══ Task input ══

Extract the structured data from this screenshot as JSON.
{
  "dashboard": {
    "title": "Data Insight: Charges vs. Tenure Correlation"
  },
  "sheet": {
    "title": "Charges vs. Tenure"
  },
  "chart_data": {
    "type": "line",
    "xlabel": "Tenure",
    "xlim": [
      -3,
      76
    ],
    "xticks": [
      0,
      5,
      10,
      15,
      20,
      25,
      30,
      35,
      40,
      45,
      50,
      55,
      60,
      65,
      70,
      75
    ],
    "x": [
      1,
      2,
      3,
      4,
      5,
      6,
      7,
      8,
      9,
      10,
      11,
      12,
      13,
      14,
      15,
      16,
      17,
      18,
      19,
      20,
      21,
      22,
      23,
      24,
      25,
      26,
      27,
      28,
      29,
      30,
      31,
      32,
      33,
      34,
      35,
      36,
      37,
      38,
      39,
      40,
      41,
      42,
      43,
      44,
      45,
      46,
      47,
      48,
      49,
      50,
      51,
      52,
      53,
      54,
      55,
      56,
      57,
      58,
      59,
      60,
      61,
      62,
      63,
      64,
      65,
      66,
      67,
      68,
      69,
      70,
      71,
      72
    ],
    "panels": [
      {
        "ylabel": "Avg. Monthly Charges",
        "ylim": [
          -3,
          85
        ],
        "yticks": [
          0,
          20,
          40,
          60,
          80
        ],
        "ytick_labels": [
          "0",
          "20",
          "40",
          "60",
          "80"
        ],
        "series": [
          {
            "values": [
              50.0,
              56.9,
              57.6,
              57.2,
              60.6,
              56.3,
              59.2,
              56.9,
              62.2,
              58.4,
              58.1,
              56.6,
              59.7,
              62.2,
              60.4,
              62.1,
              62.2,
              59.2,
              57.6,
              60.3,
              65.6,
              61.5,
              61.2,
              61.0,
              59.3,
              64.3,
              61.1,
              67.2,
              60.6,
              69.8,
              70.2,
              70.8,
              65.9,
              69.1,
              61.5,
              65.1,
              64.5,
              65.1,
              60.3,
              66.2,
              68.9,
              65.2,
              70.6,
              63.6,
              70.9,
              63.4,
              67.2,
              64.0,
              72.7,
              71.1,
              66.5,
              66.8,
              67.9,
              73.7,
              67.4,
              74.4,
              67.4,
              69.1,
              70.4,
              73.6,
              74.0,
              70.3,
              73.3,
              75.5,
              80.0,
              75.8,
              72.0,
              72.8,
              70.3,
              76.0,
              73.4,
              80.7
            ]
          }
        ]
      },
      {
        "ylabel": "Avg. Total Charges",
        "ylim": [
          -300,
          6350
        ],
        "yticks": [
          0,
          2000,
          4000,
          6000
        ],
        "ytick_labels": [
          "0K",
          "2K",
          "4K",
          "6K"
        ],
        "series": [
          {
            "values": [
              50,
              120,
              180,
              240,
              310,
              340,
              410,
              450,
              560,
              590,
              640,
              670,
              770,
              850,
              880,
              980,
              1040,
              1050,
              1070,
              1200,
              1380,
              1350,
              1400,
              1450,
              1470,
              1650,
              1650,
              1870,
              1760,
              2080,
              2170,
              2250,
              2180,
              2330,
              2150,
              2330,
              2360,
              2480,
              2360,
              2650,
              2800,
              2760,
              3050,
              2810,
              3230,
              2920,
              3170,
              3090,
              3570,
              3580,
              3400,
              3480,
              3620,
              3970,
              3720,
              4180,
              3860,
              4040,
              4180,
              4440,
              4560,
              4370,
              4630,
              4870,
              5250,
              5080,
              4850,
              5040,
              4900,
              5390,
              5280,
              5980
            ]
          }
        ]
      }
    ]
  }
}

═══

_Task statement_
Repeat the material above in full, quoting it exactly.

_Correct response_
Extract the structured data from this screenshot as JSON.
{
  "dashboard": {
    "title": "Data Insight: Charges vs. Tenure Correlation"
  },
  "sheet": {
    "title": "Charges vs. Tenure"
  },
  "chart_data": {
    "type": "line",
    "xlabel": "Tenure",
    "xlim": [
      -3,
      76
    ],
    "xticks": [
      0,
      5,
      10,
      15,
      20,
      25,
      30,
      35,
      40,
      45,
      50,
      55,
      60,
      65,
      70,
      75
    ],
    "x": [
      1,
      2,
      3,
      4,
      5,
      6,
      7,
      8,
      9,
      10,
      11,
      12,
      13,
      14,
      15,
      16,
      17,
      18,
      19,
      20,
      21,
      22,
      23,
      24,
      25,
      26,
      27,
      28,
      29,
      30,
      31,
      32,
      33,
      34,
      35,
      36,
      37,
      38,
      39,
      40,
      41,
      42,
      43,
      44,
      45,
      46,
      47,
      48,
      49,
      50,
      51,
      52,
      53,
      54,
      55,
      56,
      57,
      58,
      59,
      60,
      61,
      62,
      63,
      64,
      65,
      66,
      67,
      68,
      69,
      70,
      71,
      72
    ],
    "panels": [
      {
        "ylabel": "Avg. Monthly Charges",
        "ylim": [
          -3,
          85
        ],
        "yticks": [
          0,
          20,
          40,
          60,
          80
        ],
        "ytick_labels": [
          "0",
          "20",
          "40",
          "60",
          "80"
        ],
        "series": [
          {
            "values": [
              50.0,
              56.9,
              57.6,
              57.2,
              60.6,
              56.3,
              59.2,
              56.9,
              62.2,
              58.4,
              58.1,
              56.6,
              59.7,
              62.2,
              60.4,
              62.1,
              62.2,
              59.2,
              57.6,
              60.3,
              65.6,
              61.5,
              61.2,
              61.0,
              59.3,
              64.3,
              61.1,
              67.2,
              60.6,
              69.8,
              70.2,
              70.8,
              65.9,
              69.1,
              61.5,
              65.1,
              64.5,
              65.1,
              60.3,
              66.2,
              68.9,
              65.2,
              70.6,
              63.6,
              70.9,
              63.4,
              67.2,
              64.0,
              72.7,
              71.1,
              66.5,
              66.8,
              67.9,
              73.7,
              67.4,
              74.4,
              67.4,
              69.1,
              70.4,
              73.6,
              74.0,
              70.3,
              73.3,
              75.5,
              80.0,
              75.8,
              72.0,
              72.8,
              70.3,
              76.0,
              73.4,
              80.7
            ]
          }
        ]
      },
      {
        "ylabel": "Avg. Total Charges",
        "ylim": [
          -300,
          6350
        ],
        "yticks": [
          0,
          2000,
          4000,
          6000
        ],
        "ytick_labels": [
          "0K",
          "2K",
          "4K",
          "6K"
        ],
        "series": [
          {
            "values": [
              50,
              120,
              180,
              240,
              310,
              340,
              410,
              450,
              560,
              590,
              640,
              670,
              770,
              850,
              880,
              980,
              1040,
              1050,
              1070,
              1200,
              1380,
              1350,
              1400,
              1450,
              1470,
              1650,
              1650,
              1870,
              1760,
              2080,
              2170,
              2250,
              2180,
              2330,
              2150,
              2330,
              2360,
              2480,
              2360,
              2650,
              2800,
              2760,
              3050,
              2810,
              3230,
              2920,
              3170,
              3090,
              3570,
              3580,
              3400,
              3480,
              3620,
              3970,
              3720,
              4180,
              3860,
              4040,
              4180,
              4440,
              4560,
              4370,
              4630,
              4870,
              5250,
              5080,
              4850,
              5040,
              4900,
              5390,
              5280,
              5980
            ]
          }
        ]
      }
    ]
  }
}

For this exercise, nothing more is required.